[Dataset entries on figures]
++++++
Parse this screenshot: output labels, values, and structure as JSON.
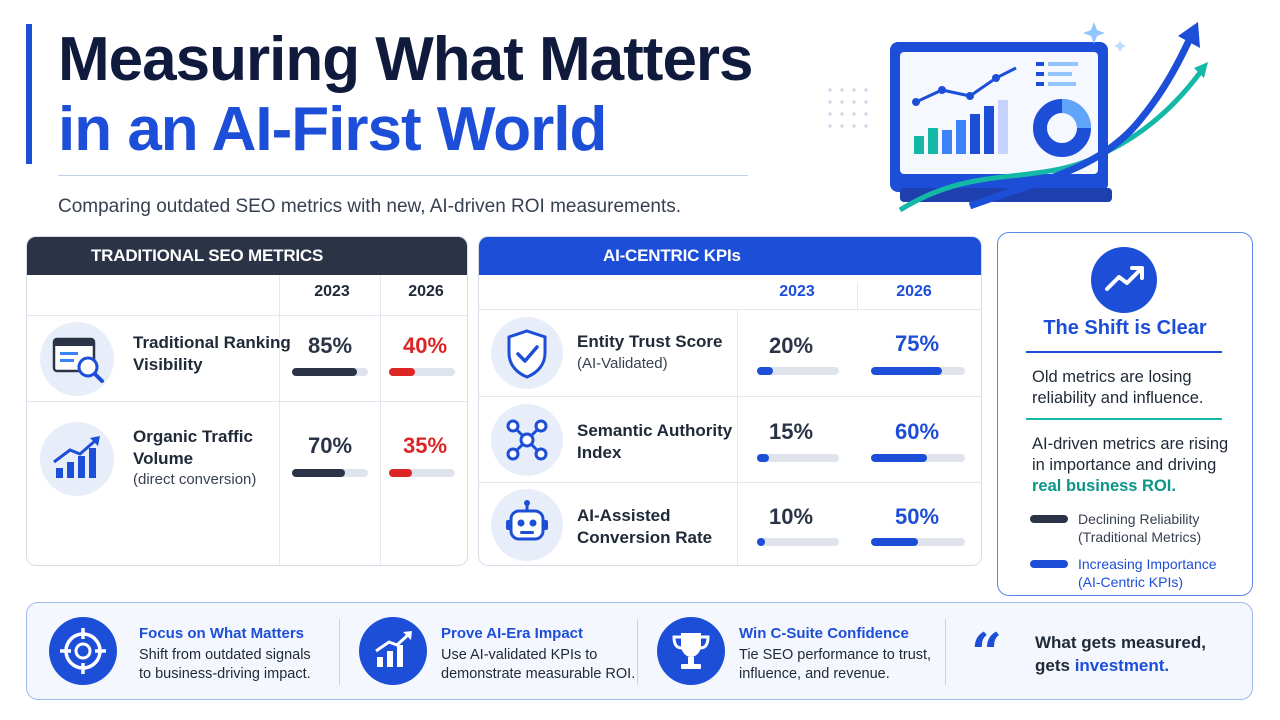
{
  "header": {
    "title_line1": "Measuring What Matters",
    "title_line2": "in an AI-First World",
    "subtitle": "Comparing outdated SEO metrics with new, AI-driven ROI measurements."
  },
  "traditional": {
    "heading": "TRADITIONAL SEO METRICS",
    "col_2023": "2023",
    "col_2026": "2026",
    "rows": [
      {
        "name_line1": "Traditional Ranking",
        "name_line2": "Visibility",
        "sub": "",
        "icon": "search-report-icon",
        "v2023": "85%",
        "v2026": "40%",
        "f2023": 0.85,
        "f2026": 0.4
      },
      {
        "name_line1": "Organic Traffic",
        "name_line2": "Volume",
        "sub": "(direct conversion)",
        "icon": "growth-chart-icon",
        "v2023": "70%",
        "v2026": "35%",
        "f2023": 0.7,
        "f2026": 0.35
      }
    ]
  },
  "ai_kpis": {
    "heading": "AI-CENTRIC KPIs",
    "col_2023": "2023",
    "col_2026": "2026",
    "rows": [
      {
        "name_line1": "Entity Trust Score",
        "name_line2": "",
        "sub": "(AI-Validated)",
        "icon": "shield-check-icon",
        "v2023": "20%",
        "v2026": "75%",
        "f2023": 0.2,
        "f2026": 0.75
      },
      {
        "name_line1": "Semantic Authority",
        "name_line2": "Index",
        "sub": "",
        "icon": "network-icon",
        "v2023": "15%",
        "v2026": "60%",
        "f2023": 0.15,
        "f2026": 0.6
      },
      {
        "name_line1": "AI-Assisted",
        "name_line2": "Conversion Rate",
        "sub": "",
        "icon": "robot-icon",
        "v2023": "10%",
        "v2026": "50%",
        "f2023": 0.1,
        "f2026": 0.5
      }
    ]
  },
  "shift": {
    "title": "The Shift is Clear",
    "old_text": "Old metrics are losing reliability and influence.",
    "new_text_prefix": "AI-driven metrics are rising in importance and driving ",
    "new_text_highlight": "real business ROI.",
    "legend_declining": "Declining Reliability (Traditional Metrics)",
    "legend_increasing": "Increasing Importance (AI-Centric KPIs)"
  },
  "footer": {
    "items": [
      {
        "heading": "Focus on What Matters",
        "text_line1": "Shift from outdated signals",
        "text_line2": "to business-driving impact.",
        "icon": "target-icon"
      },
      {
        "heading": "Prove AI-Era Impact",
        "text_line1": "Use AI-validated KPIs to",
        "text_line2": "demonstrate measurable ROI.",
        "icon": "growth-chart-icon"
      },
      {
        "heading": "Win C-Suite Confidence",
        "text_line1": "Tie SEO performance to trust,",
        "text_line2": "influence, and revenue.",
        "icon": "trophy-icon"
      }
    ],
    "quote_line1": "What gets measured,",
    "quote_line2_prefix": "gets ",
    "quote_line2_highlight": "investment."
  },
  "colors": {
    "navy": "#0f1a3d",
    "blue": "#1d4ed8",
    "dark_slate": "#2b3447",
    "red": "#dc2626",
    "teal": "#14b8a6"
  }
}
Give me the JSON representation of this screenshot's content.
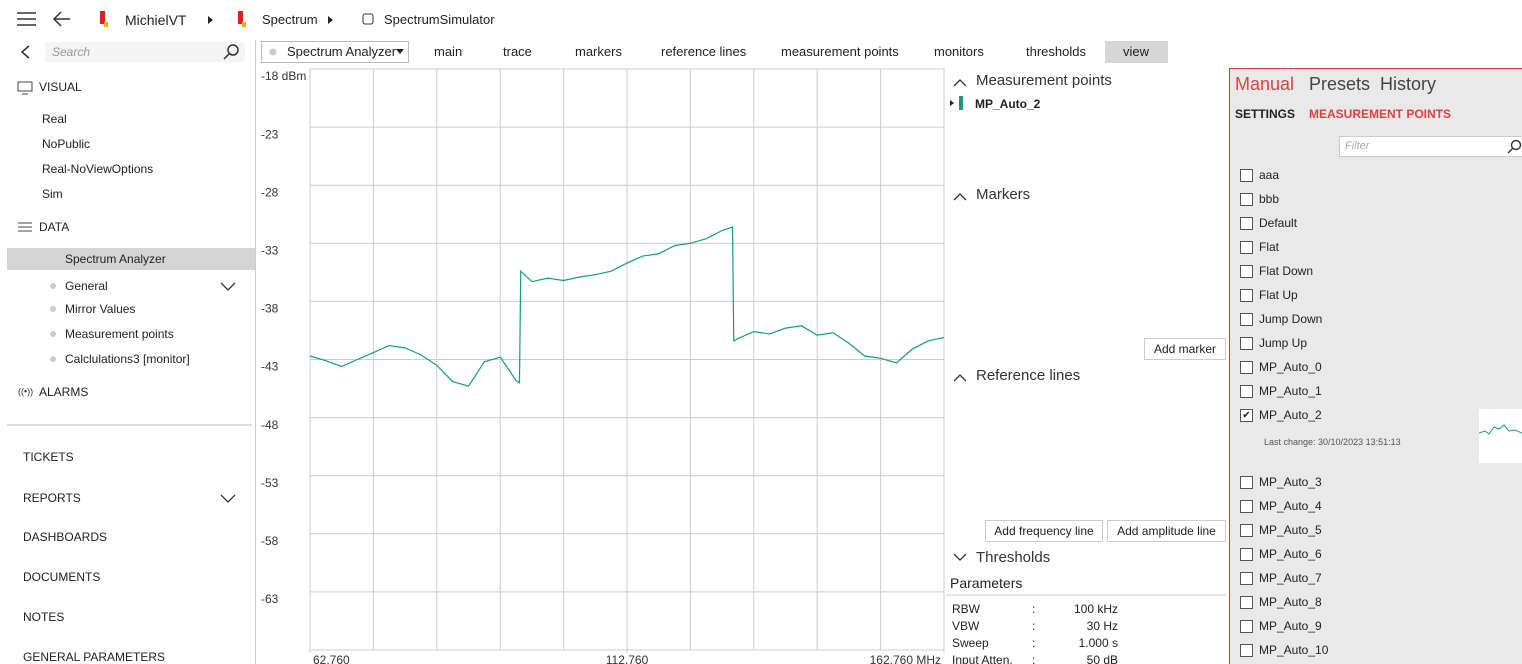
++++++
◆ Aim
Return each line where "What" shows up.

◆ Result of this exercise
    "title_line1": "Measuring What Matters",
        "heading": "Focus on What Matters",
    "quote_line1": "What gets measured,",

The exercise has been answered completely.